Go through the entries below and pick out every line with "meat".

Dataset listings of figures:

·····

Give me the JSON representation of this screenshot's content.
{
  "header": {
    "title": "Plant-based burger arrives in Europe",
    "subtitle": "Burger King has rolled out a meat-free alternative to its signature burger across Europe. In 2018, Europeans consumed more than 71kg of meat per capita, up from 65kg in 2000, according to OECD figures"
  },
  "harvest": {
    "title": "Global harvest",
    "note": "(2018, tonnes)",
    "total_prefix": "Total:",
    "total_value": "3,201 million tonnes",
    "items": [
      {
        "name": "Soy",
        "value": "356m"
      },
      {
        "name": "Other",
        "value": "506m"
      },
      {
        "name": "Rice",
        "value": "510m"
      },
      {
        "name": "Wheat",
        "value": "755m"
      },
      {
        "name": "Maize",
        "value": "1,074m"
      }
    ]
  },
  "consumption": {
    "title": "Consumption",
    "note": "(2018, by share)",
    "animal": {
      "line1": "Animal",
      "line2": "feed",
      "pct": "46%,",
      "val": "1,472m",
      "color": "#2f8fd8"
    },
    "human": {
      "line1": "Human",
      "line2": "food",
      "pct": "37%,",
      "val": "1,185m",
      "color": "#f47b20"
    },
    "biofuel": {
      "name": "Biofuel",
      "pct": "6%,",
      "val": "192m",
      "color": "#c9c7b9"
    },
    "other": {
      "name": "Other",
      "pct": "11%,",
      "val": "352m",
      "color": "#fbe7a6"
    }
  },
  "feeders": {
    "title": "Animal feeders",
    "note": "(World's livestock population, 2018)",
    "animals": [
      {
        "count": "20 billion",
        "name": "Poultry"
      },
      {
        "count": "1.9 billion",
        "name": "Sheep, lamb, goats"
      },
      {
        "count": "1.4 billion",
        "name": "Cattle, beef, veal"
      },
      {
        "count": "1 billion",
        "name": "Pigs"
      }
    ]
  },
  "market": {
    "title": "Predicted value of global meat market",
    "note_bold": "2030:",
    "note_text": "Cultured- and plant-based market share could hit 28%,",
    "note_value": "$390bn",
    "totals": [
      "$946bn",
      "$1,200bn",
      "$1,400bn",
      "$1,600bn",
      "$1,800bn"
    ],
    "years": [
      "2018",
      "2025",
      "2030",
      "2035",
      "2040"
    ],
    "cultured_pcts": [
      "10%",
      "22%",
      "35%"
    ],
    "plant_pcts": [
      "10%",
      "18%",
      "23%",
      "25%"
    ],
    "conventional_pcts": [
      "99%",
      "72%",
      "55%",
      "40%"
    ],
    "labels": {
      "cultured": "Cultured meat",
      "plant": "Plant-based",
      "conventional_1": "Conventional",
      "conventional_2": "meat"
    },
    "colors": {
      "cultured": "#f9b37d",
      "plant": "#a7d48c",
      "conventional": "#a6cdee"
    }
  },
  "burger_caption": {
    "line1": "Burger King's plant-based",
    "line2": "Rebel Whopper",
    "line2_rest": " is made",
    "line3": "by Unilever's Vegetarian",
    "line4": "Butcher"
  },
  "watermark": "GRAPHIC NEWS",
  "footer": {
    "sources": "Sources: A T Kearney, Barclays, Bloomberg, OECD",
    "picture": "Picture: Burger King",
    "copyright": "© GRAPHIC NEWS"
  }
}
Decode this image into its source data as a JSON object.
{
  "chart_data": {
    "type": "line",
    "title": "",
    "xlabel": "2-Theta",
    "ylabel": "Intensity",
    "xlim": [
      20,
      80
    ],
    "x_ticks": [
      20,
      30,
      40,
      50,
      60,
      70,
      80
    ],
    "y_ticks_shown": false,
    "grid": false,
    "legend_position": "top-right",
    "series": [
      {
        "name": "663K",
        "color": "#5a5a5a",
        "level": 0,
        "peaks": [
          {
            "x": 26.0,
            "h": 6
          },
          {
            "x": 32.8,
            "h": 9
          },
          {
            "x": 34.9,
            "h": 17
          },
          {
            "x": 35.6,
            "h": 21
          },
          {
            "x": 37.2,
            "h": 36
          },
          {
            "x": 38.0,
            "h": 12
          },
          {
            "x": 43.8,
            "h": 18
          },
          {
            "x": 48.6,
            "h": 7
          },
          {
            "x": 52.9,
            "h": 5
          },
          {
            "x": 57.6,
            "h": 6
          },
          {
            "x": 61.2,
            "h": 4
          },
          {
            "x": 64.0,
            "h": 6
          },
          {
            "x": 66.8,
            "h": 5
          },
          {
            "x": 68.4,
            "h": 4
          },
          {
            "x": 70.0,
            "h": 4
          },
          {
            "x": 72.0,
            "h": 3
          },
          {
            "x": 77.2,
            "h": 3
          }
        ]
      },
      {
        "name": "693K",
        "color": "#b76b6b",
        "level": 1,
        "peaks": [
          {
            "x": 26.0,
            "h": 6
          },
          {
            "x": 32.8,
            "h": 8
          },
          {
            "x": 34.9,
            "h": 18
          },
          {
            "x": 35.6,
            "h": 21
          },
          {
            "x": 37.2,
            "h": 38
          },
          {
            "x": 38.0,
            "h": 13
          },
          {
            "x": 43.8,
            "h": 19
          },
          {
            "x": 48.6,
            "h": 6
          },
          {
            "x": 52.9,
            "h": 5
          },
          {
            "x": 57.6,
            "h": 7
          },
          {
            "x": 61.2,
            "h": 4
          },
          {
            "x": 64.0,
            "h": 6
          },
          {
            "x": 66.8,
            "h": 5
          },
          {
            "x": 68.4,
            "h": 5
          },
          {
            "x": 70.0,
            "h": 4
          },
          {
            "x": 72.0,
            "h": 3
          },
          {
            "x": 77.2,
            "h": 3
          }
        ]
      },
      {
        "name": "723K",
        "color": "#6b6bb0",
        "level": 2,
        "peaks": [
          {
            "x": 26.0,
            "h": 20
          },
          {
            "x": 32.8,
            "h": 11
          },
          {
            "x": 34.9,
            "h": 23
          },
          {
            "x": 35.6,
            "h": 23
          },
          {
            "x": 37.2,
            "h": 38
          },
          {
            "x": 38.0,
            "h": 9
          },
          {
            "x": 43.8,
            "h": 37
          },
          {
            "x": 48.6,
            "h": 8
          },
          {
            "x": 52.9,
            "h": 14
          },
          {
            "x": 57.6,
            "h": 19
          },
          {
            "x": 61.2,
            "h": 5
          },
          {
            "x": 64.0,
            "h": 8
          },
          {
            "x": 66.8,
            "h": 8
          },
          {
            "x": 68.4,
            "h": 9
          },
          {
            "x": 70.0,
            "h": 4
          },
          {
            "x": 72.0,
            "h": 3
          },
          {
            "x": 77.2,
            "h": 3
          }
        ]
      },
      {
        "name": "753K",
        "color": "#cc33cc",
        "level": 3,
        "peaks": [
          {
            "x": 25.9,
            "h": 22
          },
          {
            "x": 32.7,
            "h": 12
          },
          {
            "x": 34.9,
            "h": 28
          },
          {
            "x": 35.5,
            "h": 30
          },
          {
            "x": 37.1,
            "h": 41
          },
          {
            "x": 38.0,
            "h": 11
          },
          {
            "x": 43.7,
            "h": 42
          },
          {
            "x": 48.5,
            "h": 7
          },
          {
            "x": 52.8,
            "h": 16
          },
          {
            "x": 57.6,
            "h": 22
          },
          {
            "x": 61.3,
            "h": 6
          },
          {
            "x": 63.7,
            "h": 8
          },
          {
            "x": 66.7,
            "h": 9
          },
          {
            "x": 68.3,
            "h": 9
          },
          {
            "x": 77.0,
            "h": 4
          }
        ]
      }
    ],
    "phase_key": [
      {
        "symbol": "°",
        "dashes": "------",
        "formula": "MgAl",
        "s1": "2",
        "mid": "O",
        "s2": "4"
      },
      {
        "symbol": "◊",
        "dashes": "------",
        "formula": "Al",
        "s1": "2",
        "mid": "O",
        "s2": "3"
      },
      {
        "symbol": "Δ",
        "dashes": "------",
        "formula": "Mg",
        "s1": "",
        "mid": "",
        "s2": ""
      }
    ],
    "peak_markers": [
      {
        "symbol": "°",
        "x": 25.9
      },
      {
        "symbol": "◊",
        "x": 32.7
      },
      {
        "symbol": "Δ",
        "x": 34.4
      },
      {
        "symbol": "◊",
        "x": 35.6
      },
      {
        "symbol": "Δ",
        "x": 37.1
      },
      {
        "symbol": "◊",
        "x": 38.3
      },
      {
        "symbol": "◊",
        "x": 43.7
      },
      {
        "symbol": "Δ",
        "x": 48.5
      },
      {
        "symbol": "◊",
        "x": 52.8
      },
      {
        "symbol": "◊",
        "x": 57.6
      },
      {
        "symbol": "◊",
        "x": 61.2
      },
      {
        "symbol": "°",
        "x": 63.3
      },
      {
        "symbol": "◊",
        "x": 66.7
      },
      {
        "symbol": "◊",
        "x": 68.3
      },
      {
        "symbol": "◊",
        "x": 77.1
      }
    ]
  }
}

·····

# Worked answer
    "subtitle": "Burger King has rolled out a meat-free alternative to its signature burger across Europe. In 2018, Europeans consumed more than 71kg of meat per capita, up from 65kg in 2000, according to OECD figures"
    "title": "Predicted value of global meat market",
      "cultured": "Cultured meat",
      "conventional_2": "meat"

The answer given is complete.